■ JOB ■
Show every line where "Score" occurs.

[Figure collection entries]
------------------------------------
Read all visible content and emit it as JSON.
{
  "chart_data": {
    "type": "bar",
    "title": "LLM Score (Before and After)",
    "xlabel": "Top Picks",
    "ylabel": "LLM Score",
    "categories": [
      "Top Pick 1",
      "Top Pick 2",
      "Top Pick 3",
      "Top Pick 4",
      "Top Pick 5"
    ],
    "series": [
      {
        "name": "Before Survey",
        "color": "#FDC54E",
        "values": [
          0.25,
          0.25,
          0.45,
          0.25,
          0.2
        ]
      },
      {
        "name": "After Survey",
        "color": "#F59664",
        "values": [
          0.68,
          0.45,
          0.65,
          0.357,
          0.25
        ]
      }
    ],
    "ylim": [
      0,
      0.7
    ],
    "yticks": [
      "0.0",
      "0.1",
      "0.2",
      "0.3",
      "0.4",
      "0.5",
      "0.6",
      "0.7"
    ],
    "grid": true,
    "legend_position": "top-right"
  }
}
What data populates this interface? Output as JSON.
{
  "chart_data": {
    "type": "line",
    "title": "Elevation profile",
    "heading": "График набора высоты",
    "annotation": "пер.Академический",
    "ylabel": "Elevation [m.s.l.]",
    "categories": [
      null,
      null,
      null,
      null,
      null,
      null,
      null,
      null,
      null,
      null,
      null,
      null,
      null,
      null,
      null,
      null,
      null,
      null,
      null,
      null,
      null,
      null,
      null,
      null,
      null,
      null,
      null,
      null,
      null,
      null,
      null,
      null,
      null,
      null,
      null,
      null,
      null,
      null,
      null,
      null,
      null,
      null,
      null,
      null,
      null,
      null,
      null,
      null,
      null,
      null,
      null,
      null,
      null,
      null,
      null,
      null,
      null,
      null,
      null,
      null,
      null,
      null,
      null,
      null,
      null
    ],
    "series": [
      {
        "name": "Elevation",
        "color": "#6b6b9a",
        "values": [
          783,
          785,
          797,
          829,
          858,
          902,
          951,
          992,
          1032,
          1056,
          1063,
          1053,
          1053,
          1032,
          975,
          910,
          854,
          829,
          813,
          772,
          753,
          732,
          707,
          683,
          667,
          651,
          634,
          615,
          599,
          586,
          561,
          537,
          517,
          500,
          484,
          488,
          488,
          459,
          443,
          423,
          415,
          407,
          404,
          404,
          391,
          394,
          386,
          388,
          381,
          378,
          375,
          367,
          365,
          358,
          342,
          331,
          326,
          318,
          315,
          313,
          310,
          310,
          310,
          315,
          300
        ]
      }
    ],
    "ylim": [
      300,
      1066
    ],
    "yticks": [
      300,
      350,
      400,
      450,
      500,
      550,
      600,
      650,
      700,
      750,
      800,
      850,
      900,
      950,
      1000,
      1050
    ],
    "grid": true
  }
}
------------------------------------
■ THE REPLY ■
    "title": "LLM Score (Before and After)",
    "ylabel": "LLM Score",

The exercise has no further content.